• **Testo estratto**
-------------------------
In un attraversamento tutto irregolare di forme storiche e simboliche, suggestioni poetiche e etiche in atto dove, nell’immaginario occidentale, i giardini “figurano” i bisogni umani più profondi, Robert Pogue Harrison sintetizza mirabilmente la condizione del nostro stare al mondo, proprio esemplandola sui giardini: nell’irresolubile dialettica tra interno e esterno; irricevibile promessa di felicità o impraticabile aspirazione alla sua riconquista; sottrarsi in fuga alla realtà o farsene presidio, occasione di disvelamento, riumanizzazione.
Opportunamente riproposto da Fazi, Giardini. Riflessioni sulla condizione umana (traduzione di Marianna Matullo e Valentina Nicolì, pp. 245, € 20.00) sottolinea come, diversamente da quelli fantastici, ultramondani, assoluti da ogni causalità, temporalità e corporeità, nonché esiliati dal resto del mondo, i giardini reali, e pur letterari, nel loro non potersi esimere – anche in figura di remoto romitorio – dal farci i conti, con il mondo, nascano e esistano in ragione del lavoro dell’uomo, conservandone l’impronta nel segno della cura. E come essi, proprio nell’intrinseco loro tessuto di relazioni da coltivare, meglio evidenzino nella cura – in quell’insopprimibile bisogno di dedicarsi a qualcosa fuori di sé, estensione nel mondo, culturalmente intesa – la vocazione e il tratto dominante della condizione umana che si fa.
Di qui, il risalire di Harrison dell’idiosincrasia per un paradiso dell’Eden o dei Campi Elisi che ci segrega in uno stato assoluto, congelato, sterile, infantile e dell’intuizione di Eva per un’azione responsabile che inducendo la cacciata, oltre a farci eredi di una perenne nostalgia, ci riconsegna a noi stessi e, proiettandoci sul terreno della vita attiva, alla cura.
-------------------------
(Registrazioni di annotazione delle regioni)
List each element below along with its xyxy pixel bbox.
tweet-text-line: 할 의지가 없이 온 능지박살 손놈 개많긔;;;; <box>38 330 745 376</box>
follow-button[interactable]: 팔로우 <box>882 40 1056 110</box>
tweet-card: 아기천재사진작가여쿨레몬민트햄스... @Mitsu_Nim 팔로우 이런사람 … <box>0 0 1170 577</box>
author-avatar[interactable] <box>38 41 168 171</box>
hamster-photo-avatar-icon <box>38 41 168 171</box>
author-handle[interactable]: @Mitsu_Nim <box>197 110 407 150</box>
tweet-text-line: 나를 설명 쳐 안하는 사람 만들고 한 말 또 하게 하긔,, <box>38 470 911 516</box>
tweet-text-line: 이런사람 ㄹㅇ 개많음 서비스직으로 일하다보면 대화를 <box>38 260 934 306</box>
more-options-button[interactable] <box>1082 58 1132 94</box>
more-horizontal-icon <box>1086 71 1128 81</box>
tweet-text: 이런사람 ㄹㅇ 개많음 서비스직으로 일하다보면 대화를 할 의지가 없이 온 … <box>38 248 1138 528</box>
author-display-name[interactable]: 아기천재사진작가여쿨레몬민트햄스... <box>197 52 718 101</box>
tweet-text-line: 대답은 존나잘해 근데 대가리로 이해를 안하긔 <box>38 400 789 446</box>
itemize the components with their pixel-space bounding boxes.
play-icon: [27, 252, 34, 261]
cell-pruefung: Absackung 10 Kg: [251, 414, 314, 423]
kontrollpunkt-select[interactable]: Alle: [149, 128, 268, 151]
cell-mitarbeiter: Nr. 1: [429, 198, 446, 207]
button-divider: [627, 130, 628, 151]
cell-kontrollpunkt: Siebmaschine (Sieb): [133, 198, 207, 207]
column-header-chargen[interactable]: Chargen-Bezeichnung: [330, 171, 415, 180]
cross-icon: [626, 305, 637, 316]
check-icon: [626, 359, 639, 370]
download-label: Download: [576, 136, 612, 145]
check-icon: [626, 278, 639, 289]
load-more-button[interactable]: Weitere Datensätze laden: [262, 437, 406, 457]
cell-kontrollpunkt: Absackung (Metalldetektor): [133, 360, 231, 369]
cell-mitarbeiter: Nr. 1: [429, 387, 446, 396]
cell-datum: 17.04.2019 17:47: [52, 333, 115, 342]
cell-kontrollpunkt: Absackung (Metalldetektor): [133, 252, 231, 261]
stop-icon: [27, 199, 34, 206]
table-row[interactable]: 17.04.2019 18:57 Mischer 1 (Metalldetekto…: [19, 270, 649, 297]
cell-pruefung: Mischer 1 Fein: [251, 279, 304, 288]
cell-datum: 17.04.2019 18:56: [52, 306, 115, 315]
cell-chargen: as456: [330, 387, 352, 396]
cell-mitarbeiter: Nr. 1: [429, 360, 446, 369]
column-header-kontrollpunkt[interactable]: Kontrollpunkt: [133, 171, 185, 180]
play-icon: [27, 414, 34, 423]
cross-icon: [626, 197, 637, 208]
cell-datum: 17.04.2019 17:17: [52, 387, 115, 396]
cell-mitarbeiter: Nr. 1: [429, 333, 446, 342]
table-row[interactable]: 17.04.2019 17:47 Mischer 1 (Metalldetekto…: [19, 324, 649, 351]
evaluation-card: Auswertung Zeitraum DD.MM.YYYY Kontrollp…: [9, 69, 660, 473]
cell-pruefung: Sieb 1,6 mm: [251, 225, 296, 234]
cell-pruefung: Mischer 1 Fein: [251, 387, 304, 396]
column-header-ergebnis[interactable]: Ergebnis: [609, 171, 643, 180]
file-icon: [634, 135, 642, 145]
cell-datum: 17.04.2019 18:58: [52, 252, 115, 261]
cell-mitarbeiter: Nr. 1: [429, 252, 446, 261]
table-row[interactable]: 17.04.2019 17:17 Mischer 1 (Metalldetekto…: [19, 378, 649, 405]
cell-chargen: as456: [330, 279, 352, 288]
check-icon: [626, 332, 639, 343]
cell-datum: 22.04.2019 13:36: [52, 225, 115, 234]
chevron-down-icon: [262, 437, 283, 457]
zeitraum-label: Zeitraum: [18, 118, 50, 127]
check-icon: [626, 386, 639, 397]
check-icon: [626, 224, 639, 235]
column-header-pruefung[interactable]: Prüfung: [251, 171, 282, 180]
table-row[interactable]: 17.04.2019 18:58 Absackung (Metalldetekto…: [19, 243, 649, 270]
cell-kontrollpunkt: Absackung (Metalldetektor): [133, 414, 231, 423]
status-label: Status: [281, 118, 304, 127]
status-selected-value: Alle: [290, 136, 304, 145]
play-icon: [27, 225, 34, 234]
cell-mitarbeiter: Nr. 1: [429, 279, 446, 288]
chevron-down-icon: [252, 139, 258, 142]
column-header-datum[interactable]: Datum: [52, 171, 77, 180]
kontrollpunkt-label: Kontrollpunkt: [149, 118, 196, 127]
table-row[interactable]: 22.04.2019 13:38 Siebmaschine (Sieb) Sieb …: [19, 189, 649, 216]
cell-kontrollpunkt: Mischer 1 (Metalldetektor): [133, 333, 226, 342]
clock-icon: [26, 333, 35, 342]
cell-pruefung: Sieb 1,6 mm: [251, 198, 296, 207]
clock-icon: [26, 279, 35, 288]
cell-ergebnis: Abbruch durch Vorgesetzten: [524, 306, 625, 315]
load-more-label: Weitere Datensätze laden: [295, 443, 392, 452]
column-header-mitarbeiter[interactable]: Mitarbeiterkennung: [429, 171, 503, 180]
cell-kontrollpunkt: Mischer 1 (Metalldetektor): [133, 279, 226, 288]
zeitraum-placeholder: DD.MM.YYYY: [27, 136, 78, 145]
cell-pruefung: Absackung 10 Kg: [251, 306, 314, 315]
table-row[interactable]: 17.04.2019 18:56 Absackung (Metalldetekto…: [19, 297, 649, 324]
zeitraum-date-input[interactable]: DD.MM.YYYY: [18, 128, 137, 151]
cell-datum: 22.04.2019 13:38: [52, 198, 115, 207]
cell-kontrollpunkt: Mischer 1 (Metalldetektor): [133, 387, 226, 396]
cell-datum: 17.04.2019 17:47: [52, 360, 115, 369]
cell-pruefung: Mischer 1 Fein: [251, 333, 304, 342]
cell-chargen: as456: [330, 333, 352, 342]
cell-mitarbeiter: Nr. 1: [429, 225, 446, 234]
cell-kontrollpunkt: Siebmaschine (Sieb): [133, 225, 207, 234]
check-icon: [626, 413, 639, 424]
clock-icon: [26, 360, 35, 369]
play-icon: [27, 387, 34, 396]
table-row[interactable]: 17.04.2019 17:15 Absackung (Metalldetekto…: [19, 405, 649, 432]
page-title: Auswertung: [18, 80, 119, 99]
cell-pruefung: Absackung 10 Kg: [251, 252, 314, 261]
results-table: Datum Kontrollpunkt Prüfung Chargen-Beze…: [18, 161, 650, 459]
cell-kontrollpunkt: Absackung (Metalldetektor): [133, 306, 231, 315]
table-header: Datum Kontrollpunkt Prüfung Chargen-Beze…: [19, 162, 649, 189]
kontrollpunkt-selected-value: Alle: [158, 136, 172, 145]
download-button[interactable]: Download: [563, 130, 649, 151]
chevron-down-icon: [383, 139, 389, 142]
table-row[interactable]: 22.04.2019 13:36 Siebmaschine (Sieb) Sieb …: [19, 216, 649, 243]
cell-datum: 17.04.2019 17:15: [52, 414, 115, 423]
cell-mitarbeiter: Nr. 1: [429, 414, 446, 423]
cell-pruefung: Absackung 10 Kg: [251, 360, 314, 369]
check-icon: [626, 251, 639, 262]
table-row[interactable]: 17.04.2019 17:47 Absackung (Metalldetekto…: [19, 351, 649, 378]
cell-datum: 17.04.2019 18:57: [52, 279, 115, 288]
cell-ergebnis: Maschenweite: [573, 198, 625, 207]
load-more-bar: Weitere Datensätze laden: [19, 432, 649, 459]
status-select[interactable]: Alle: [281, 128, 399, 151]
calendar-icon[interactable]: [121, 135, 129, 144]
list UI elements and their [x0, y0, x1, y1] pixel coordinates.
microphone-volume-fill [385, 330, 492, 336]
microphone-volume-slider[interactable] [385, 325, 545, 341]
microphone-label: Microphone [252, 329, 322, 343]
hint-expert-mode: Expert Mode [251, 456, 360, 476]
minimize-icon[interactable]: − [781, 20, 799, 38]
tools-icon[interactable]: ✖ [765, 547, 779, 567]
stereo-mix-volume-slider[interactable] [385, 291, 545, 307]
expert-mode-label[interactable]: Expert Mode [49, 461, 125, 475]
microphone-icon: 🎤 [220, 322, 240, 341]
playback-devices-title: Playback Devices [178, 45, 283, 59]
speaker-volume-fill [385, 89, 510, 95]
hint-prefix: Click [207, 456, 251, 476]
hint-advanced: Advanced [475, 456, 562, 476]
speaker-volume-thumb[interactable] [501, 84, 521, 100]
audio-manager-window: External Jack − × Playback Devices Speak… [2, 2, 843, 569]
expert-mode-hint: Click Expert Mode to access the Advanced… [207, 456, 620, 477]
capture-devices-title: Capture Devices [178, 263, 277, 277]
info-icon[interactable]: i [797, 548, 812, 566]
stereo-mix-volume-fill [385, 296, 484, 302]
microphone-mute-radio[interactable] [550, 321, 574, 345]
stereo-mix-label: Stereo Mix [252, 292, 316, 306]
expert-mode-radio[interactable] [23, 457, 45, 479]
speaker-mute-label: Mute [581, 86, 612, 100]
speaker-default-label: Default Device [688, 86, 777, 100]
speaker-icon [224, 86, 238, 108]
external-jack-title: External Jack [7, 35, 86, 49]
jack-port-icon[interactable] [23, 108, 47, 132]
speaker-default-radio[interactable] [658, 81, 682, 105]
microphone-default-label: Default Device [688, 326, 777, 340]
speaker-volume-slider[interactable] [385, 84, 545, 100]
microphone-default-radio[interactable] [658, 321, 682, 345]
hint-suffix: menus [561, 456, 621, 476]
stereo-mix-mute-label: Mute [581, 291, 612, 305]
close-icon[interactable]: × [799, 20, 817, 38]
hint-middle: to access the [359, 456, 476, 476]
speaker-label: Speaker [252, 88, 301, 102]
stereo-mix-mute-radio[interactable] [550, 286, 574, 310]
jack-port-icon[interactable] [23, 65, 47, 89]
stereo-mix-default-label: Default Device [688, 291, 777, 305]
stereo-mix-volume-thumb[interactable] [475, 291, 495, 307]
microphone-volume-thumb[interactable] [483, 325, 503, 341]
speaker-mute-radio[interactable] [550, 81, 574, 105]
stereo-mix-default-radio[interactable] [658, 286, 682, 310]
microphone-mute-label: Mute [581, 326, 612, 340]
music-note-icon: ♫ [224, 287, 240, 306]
-------------------------
• **Da fare**
Trascrivi senza modifiche il passo del testo sui giardini che comincia con le parole "In un attraversamento", fermandoti dopo le parole "di disvelamento, riumanizzazione.". Le righe non hanno alcun ruolo in questo lavoro.

• **Soluzione esercizio**
In un attraversamento tutto irregolare di forme storiche e simboliche, suggestioni poetiche e etiche in atto dove, nell’immaginario occidentale, i giardini “figurano” i bisogni umani più profondi, Robert Pogue Harrison sintetizza mirabilmente la condizione del nostro stare al mondo, proprio esemplandola sui giardini: nell’irresolubile dialettica tra interno e esterno; irricevibile promessa di felicità o impraticabile aspirazione alla sua riconquista; sottrarsi in fuga alla realtà o farsene presidio, occasione di disvelamento, riumanizzazione.